■ Instruction: Within the records that follow, find every line containing the string "title". Copy those lines.
>> BEGIN Records to use
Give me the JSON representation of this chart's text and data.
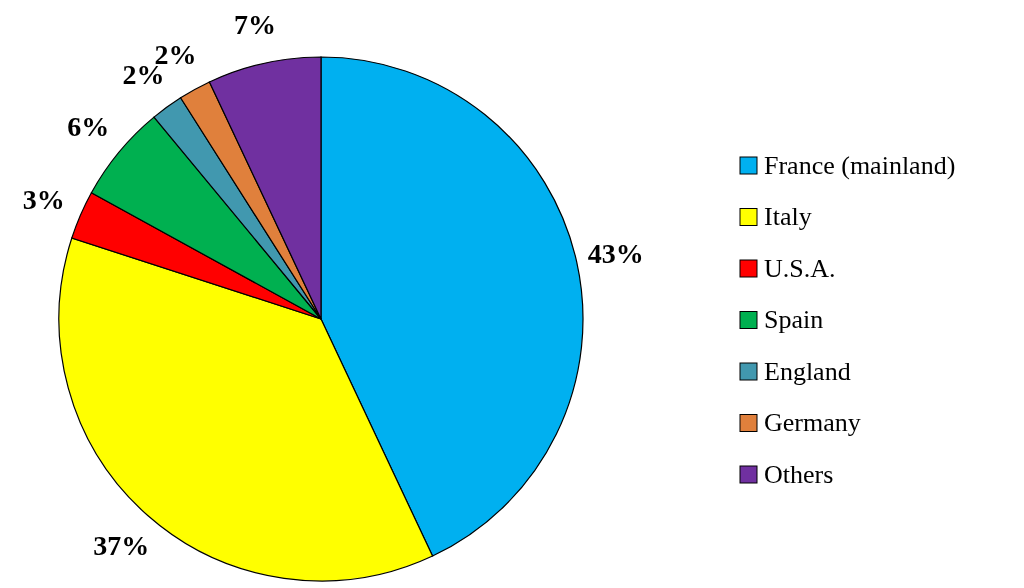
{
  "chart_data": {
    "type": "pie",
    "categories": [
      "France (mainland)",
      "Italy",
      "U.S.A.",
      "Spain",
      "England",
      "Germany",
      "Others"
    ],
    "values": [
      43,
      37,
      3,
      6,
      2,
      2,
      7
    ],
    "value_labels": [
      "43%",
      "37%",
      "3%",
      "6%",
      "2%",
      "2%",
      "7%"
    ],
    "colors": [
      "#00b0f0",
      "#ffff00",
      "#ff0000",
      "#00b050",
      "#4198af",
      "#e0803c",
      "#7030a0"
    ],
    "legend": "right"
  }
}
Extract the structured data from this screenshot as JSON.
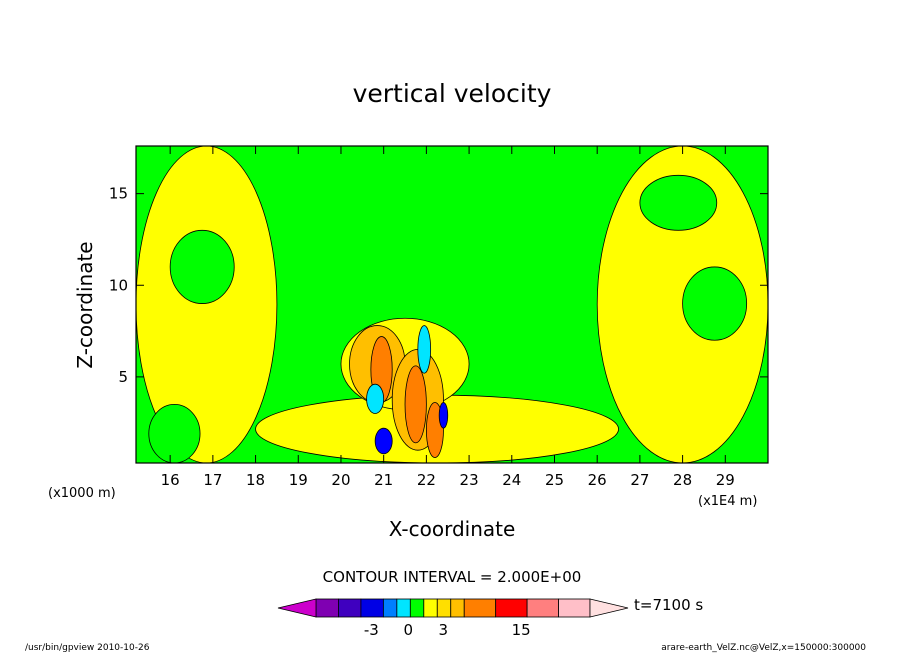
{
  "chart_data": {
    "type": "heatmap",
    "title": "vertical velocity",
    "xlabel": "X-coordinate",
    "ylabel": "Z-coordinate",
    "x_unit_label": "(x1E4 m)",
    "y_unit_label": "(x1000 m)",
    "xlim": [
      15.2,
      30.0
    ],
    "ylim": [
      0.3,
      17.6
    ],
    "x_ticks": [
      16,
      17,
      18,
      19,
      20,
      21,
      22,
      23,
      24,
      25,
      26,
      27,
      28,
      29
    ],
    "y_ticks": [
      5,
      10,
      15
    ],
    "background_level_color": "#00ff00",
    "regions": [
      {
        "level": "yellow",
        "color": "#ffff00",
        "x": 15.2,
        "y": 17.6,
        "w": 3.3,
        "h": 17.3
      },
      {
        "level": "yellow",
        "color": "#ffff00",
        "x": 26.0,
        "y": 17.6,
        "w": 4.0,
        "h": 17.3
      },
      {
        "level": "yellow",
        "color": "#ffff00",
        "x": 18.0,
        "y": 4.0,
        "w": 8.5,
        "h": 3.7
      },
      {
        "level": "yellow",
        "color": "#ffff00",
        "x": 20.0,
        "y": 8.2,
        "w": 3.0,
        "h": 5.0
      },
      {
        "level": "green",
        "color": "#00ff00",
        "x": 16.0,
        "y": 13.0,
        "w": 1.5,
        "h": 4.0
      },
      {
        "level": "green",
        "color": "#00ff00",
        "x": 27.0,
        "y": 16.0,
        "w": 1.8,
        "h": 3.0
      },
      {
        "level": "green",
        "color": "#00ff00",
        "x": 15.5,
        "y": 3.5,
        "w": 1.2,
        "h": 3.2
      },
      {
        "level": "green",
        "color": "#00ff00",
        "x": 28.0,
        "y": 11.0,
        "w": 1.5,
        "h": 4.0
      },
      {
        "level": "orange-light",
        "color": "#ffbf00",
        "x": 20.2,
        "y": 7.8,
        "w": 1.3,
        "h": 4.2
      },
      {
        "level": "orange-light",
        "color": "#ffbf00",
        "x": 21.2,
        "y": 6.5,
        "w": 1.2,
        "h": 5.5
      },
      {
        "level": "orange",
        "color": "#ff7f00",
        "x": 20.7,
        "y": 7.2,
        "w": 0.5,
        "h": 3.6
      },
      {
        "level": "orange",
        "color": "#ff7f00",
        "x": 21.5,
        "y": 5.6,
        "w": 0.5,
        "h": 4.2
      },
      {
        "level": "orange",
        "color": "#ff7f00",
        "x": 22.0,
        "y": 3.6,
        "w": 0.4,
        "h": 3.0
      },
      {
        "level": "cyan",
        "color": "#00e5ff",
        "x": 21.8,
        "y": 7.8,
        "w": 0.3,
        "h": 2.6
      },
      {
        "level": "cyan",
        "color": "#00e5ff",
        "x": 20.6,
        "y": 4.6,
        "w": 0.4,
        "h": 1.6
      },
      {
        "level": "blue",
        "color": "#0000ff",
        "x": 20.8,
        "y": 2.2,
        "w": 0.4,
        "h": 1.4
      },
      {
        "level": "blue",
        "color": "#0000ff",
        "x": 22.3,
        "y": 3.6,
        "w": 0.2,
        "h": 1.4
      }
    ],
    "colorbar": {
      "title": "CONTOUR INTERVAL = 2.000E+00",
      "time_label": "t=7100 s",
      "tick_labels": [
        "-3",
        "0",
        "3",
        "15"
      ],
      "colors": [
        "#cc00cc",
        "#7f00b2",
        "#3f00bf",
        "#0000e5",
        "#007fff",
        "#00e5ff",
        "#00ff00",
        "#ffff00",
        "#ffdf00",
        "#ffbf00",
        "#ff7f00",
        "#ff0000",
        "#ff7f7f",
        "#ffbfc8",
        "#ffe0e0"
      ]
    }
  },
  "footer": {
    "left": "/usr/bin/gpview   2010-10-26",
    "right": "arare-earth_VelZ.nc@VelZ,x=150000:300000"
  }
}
>> END Records to use
■ Response:
    "title": "vertical velocity",
      "title": "CONTOUR INTERVAL = 2.000E+00",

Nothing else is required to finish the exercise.